■ GIVEN DATA:
+++++
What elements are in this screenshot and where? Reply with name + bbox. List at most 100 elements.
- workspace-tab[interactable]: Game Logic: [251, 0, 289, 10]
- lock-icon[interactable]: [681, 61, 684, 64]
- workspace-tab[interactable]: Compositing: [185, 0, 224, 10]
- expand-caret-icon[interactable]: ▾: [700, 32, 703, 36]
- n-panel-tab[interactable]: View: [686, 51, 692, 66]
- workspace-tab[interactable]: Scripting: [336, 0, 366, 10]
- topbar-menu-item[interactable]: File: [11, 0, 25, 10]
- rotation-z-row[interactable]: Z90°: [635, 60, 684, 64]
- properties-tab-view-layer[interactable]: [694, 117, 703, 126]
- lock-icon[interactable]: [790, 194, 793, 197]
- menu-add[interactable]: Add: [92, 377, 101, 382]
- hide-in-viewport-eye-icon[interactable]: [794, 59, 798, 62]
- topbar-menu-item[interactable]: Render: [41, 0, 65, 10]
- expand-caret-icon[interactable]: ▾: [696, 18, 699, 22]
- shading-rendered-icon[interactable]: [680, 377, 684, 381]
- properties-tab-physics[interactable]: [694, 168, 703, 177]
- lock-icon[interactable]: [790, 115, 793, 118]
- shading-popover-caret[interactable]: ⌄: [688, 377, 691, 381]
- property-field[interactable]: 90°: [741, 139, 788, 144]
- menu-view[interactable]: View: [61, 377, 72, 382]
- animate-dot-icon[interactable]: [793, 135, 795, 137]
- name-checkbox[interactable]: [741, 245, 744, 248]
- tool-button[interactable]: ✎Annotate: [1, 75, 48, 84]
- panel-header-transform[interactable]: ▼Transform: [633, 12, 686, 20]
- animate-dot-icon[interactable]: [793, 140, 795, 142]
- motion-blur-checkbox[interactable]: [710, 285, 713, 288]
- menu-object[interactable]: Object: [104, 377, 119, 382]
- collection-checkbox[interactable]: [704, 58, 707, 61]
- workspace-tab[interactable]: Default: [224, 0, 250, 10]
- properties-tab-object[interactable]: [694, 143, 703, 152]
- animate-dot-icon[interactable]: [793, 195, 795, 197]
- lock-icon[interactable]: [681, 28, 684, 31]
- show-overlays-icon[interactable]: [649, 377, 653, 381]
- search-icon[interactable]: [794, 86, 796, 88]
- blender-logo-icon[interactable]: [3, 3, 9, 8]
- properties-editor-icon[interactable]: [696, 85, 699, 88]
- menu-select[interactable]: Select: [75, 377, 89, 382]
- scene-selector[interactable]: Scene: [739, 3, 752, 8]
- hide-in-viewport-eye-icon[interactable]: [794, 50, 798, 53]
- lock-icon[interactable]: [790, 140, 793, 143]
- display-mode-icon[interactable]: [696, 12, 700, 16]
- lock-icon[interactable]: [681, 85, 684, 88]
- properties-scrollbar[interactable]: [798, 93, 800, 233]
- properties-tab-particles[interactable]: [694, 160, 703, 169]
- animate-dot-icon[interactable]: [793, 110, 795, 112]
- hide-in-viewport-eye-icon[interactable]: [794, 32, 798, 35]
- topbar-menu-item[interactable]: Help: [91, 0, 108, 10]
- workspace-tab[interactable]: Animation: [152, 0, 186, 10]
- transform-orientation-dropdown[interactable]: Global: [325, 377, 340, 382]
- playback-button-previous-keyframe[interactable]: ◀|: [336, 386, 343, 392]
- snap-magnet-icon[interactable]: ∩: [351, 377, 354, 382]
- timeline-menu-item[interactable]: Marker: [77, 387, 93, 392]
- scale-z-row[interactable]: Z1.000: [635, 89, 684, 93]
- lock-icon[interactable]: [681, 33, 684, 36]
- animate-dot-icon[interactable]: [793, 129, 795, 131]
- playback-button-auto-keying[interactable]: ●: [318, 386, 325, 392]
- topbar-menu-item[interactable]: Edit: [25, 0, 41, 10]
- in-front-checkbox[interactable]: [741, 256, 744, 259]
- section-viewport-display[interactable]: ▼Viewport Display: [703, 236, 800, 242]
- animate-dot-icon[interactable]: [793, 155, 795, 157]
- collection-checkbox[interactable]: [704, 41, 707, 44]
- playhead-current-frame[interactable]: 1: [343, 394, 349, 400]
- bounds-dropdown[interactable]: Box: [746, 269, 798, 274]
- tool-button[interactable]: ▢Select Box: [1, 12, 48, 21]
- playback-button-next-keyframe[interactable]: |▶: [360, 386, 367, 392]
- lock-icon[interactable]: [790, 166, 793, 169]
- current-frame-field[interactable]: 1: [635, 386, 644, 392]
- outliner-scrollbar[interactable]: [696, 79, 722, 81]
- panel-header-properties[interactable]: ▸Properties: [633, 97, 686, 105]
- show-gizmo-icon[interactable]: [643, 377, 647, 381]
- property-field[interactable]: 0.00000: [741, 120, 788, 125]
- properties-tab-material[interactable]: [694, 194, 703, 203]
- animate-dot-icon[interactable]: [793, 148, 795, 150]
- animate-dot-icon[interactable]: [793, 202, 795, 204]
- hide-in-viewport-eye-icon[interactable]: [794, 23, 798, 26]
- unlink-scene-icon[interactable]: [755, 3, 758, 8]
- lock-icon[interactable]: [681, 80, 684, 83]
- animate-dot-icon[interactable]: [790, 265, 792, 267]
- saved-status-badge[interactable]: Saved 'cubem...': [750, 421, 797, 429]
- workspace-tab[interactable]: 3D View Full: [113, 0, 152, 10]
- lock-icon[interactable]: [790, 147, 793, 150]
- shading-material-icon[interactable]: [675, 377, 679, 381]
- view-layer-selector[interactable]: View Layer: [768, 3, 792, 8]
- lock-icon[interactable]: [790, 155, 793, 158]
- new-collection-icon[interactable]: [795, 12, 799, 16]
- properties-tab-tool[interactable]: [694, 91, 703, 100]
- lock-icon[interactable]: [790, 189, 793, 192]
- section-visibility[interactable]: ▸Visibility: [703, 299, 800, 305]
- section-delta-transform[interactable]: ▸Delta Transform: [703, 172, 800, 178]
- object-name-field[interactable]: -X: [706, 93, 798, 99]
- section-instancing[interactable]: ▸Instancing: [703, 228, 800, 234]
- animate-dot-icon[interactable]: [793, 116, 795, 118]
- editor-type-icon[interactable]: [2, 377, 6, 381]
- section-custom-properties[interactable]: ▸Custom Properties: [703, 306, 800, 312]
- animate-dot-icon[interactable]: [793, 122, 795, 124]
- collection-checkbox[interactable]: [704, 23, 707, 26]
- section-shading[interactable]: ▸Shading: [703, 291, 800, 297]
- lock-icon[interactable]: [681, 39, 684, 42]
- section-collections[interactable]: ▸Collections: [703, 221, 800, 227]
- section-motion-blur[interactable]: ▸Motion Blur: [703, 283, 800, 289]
+++++
■ INSTRUCTIONS FOR THE TASK: Reproduce every row above verbatim, preserving each line's characters, spacing, and order.

■ REPLY:
What elements are in this screenshot and where? Reply with name + bbox. List at most 100 elements.
- workspace-tab[interactable]: Game Logic: [251, 0, 289, 10]
- lock-icon[interactable]: [681, 61, 684, 64]
- workspace-tab[interactable]: Compositing: [185, 0, 224, 10]
- expand-caret-icon[interactable]: ▾: [700, 32, 703, 36]
- n-panel-tab[interactable]: View: [686, 51, 692, 66]
- workspace-tab[interactable]: Scripting: [336, 0, 366, 10]
- topbar-menu-item[interactable]: File: [11, 0, 25, 10]
- rotation-z-row[interactable]: Z90°: [635, 60, 684, 64]
- properties-tab-view-layer[interactable]: [694, 117, 703, 126]
- lock-icon[interactable]: [790, 194, 793, 197]
- menu-add[interactable]: Add: [92, 377, 101, 382]
- hide-in-viewport-eye-icon[interactable]: [794, 59, 798, 62]
- topbar-menu-item[interactable]: Render: [41, 0, 65, 10]
- expand-caret-icon[interactable]: ▾: [696, 18, 699, 22]
- shading-rendered-icon[interactable]: [680, 377, 684, 381]
- properties-tab-physics[interactable]: [694, 168, 703, 177]
- lock-icon[interactable]: [790, 115, 793, 118]
- shading-popover-caret[interactable]: ⌄: [688, 377, 691, 381]
- property-field[interactable]: 90°: [741, 139, 788, 144]
- menu-view[interactable]: View: [61, 377, 72, 382]
- animate-dot-icon[interactable]: [793, 135, 795, 137]
- name-checkbox[interactable]: [741, 245, 744, 248]
- tool-button[interactable]: ✎Annotate: [1, 75, 48, 84]
- panel-header-transform[interactable]: ▼Transform: [633, 12, 686, 20]
- animate-dot-icon[interactable]: [793, 140, 795, 142]
- motion-blur-checkbox[interactable]: [710, 285, 713, 288]
- menu-object[interactable]: Object: [104, 377, 119, 382]
- collection-checkbox[interactable]: [704, 58, 707, 61]
- workspace-tab[interactable]: Default: [224, 0, 250, 10]
- properties-tab-object[interactable]: [694, 143, 703, 152]
- animate-dot-icon[interactable]: [793, 195, 795, 197]
- lock-icon[interactable]: [681, 28, 684, 31]
- show-overlays-icon[interactable]: [649, 377, 653, 381]
- search-icon[interactable]: [794, 86, 796, 88]
- blender-logo-icon[interactable]: [3, 3, 9, 8]
- properties-editor-icon[interactable]: [696, 85, 699, 88]
- menu-select[interactable]: Select: [75, 377, 89, 382]
- scene-selector[interactable]: Scene: [739, 3, 752, 8]
- hide-in-viewport-eye-icon[interactable]: [794, 50, 798, 53]
- lock-icon[interactable]: [790, 140, 793, 143]
- display-mode-icon[interactable]: [696, 12, 700, 16]
- lock-icon[interactable]: [681, 85, 684, 88]
- properties-scrollbar[interactable]: [798, 93, 800, 233]
- properties-tab-particles[interactable]: [694, 160, 703, 169]
- animate-dot-icon[interactable]: [793, 110, 795, 112]
- hide-in-viewport-eye-icon[interactable]: [794, 32, 798, 35]
- topbar-menu-item[interactable]: Help: [91, 0, 108, 10]
- workspace-tab[interactable]: Animation: [152, 0, 186, 10]
- transform-orientation-dropdown[interactable]: Global: [325, 377, 340, 382]
- playback-button-previous-keyframe[interactable]: ◀|: [336, 386, 343, 392]
- snap-magnet-icon[interactable]: ∩: [351, 377, 354, 382]
- timeline-menu-item[interactable]: Marker: [77, 387, 93, 392]
- scale-z-row[interactable]: Z1.000: [635, 89, 684, 93]
- lock-icon[interactable]: [681, 33, 684, 36]
- animate-dot-icon[interactable]: [793, 129, 795, 131]
- playback-button-auto-keying[interactable]: ●: [318, 386, 325, 392]
- topbar-menu-item[interactable]: Edit: [25, 0, 41, 10]
- in-front-checkbox[interactable]: [741, 256, 744, 259]
- section-viewport-display[interactable]: ▼Viewport Display: [703, 236, 800, 242]
- animate-dot-icon[interactable]: [793, 155, 795, 157]
- collection-checkbox[interactable]: [704, 41, 707, 44]
- playhead-current-frame[interactable]: 1: [343, 394, 349, 400]
- bounds-dropdown[interactable]: Box: [746, 269, 798, 274]
- tool-button[interactable]: ▢Select Box: [1, 12, 48, 21]
- playback-button-next-keyframe[interactable]: |▶: [360, 386, 367, 392]
- lock-icon[interactable]: [790, 166, 793, 169]
- current-frame-field[interactable]: 1: [635, 386, 644, 392]
- outliner-scrollbar[interactable]: [696, 79, 722, 81]
- panel-header-properties[interactable]: ▸Properties: [633, 97, 686, 105]
- show-gizmo-icon[interactable]: [643, 377, 647, 381]
- property-field[interactable]: 0.00000: [741, 120, 788, 125]
- properties-tab-material[interactable]: [694, 194, 703, 203]
- animate-dot-icon[interactable]: [793, 148, 795, 150]
- animate-dot-icon[interactable]: [793, 202, 795, 204]
- hide-in-viewport-eye-icon[interactable]: [794, 23, 798, 26]
- unlink-scene-icon[interactable]: [755, 3, 758, 8]
- lock-icon[interactable]: [681, 80, 684, 83]
- animate-dot-icon[interactable]: [790, 265, 792, 267]
- saved-status-badge[interactable]: Saved 'cubem...': [750, 421, 797, 429]
- workspace-tab[interactable]: 3D View Full: [113, 0, 152, 10]
- lock-icon[interactable]: [790, 147, 793, 150]
- shading-material-icon[interactable]: [675, 377, 679, 381]
- view-layer-selector[interactable]: View Layer: [768, 3, 792, 8]
- lock-icon[interactable]: [790, 155, 793, 158]
- new-collection-icon[interactable]: [795, 12, 799, 16]
- properties-tab-tool[interactable]: [694, 91, 703, 100]
- lock-icon[interactable]: [790, 189, 793, 192]
- section-visibility[interactable]: ▸Visibility: [703, 299, 800, 305]
- section-delta-transform[interactable]: ▸Delta Transform: [703, 172, 800, 178]
- object-name-field[interactable]: -X: [706, 93, 798, 99]
- section-instancing[interactable]: ▸Instancing: [703, 228, 800, 234]
- animate-dot-icon[interactable]: [793, 116, 795, 118]
- editor-type-icon[interactable]: [2, 377, 6, 381]
- section-custom-properties[interactable]: ▸Custom Properties: [703, 306, 800, 312]
- animate-dot-icon[interactable]: [793, 122, 795, 124]
- collection-checkbox[interactable]: [704, 23, 707, 26]
- section-shading[interactable]: ▸Shading: [703, 291, 800, 297]
- lock-icon[interactable]: [681, 39, 684, 42]
- section-collections[interactable]: ▸Collections: [703, 221, 800, 227]
- section-motion-blur[interactable]: ▸Motion Blur: [703, 283, 800, 289]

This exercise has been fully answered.